YOUR OBJECTIVE: The records below are split into lines. How many of those lines contain the string "上半年翻译专业资格"? Reply with the number only.

- - - - - - -

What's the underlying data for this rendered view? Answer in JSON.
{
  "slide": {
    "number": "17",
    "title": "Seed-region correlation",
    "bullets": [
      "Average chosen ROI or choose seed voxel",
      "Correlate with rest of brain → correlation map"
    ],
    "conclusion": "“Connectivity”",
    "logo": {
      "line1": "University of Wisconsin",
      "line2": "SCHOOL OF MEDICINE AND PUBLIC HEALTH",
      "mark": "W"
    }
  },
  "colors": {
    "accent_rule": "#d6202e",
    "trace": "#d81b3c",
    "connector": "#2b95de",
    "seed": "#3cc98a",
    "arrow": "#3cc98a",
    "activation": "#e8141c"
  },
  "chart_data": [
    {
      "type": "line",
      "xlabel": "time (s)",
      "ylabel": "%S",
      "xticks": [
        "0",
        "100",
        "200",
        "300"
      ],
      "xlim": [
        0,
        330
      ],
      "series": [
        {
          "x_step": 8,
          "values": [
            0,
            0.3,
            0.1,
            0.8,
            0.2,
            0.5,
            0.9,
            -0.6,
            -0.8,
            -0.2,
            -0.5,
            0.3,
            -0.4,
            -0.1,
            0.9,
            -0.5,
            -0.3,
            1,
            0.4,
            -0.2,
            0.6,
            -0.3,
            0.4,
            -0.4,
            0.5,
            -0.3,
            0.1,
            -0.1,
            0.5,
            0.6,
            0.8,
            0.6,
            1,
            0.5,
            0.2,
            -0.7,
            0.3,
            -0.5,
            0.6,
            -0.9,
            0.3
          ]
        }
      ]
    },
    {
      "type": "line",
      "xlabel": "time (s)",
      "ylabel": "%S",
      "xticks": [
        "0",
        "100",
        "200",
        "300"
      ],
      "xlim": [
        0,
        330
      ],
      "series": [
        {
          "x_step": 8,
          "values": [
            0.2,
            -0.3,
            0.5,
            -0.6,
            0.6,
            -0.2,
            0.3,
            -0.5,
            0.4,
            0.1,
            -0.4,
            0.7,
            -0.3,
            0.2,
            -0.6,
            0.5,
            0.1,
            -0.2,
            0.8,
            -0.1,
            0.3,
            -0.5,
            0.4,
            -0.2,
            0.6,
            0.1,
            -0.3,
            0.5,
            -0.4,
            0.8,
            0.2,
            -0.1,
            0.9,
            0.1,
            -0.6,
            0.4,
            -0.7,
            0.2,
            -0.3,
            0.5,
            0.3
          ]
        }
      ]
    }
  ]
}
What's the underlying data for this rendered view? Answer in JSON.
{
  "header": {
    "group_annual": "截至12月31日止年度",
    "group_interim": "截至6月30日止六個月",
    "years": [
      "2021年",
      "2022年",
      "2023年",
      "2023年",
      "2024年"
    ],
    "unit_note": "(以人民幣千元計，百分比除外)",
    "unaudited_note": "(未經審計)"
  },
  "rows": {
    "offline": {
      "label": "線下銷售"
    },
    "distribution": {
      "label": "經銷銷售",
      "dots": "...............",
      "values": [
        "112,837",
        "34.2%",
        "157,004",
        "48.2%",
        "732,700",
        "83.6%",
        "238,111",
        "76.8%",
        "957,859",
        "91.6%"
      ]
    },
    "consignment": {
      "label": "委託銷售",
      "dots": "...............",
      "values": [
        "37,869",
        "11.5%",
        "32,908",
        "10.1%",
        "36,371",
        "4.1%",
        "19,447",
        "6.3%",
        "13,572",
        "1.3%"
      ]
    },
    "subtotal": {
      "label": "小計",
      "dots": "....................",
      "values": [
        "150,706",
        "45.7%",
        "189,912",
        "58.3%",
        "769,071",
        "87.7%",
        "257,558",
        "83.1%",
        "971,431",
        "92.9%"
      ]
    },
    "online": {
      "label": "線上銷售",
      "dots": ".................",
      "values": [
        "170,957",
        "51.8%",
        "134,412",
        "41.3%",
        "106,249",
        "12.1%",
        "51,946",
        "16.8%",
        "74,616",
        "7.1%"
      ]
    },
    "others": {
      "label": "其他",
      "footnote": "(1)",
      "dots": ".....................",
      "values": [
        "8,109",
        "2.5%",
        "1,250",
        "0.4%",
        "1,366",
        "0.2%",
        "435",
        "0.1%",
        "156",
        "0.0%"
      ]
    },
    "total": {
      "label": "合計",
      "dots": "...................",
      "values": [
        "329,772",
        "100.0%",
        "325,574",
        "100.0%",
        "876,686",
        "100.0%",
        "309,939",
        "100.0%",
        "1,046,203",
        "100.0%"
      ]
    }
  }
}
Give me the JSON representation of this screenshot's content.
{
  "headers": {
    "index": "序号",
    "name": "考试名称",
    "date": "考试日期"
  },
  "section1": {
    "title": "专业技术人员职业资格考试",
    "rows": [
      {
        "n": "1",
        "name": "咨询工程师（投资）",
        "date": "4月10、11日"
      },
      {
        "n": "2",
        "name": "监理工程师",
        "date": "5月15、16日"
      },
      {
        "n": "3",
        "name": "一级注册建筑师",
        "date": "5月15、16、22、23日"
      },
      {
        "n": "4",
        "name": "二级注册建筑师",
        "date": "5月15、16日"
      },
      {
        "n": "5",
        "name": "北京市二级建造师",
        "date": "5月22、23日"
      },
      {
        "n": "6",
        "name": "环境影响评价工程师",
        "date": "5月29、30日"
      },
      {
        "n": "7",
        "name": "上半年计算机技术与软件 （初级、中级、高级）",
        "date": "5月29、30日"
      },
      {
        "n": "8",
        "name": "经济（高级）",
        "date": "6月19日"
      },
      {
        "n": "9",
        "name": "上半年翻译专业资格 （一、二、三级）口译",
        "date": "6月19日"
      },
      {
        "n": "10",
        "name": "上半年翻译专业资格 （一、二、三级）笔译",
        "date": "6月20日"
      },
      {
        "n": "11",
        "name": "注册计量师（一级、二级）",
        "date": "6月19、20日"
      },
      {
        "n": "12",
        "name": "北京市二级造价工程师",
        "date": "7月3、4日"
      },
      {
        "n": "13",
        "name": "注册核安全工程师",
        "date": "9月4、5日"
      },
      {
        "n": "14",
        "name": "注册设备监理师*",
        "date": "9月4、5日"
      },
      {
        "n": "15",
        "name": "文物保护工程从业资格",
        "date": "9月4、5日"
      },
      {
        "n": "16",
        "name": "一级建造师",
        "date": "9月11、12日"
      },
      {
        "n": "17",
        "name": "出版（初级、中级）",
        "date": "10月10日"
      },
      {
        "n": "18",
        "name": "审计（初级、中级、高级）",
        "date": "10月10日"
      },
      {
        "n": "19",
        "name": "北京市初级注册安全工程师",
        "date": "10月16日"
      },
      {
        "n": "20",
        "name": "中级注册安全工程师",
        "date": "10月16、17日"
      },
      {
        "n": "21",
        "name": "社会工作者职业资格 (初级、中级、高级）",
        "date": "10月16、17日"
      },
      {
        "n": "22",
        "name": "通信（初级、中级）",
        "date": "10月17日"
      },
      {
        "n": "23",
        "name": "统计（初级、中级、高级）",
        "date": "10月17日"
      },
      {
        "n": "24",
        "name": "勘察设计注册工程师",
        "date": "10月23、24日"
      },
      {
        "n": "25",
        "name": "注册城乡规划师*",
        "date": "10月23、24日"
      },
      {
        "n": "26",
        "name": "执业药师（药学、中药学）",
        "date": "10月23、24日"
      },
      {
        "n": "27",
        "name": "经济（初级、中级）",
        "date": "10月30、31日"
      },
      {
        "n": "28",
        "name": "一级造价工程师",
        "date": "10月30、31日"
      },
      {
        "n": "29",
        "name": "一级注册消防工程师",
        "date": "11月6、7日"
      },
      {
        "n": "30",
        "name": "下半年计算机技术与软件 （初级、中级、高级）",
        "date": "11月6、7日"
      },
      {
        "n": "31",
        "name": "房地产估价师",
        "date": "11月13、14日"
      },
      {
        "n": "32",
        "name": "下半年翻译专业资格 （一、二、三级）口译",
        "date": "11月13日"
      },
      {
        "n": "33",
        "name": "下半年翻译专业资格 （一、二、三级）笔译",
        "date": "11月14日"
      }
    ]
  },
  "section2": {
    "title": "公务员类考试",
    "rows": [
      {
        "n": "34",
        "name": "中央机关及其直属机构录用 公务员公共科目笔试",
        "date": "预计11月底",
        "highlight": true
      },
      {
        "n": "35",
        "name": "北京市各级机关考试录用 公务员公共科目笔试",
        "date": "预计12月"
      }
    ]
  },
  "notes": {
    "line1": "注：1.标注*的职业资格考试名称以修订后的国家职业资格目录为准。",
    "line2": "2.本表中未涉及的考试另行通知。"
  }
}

- - - - - - -

SOLUTION TO THE EXERCISE: 2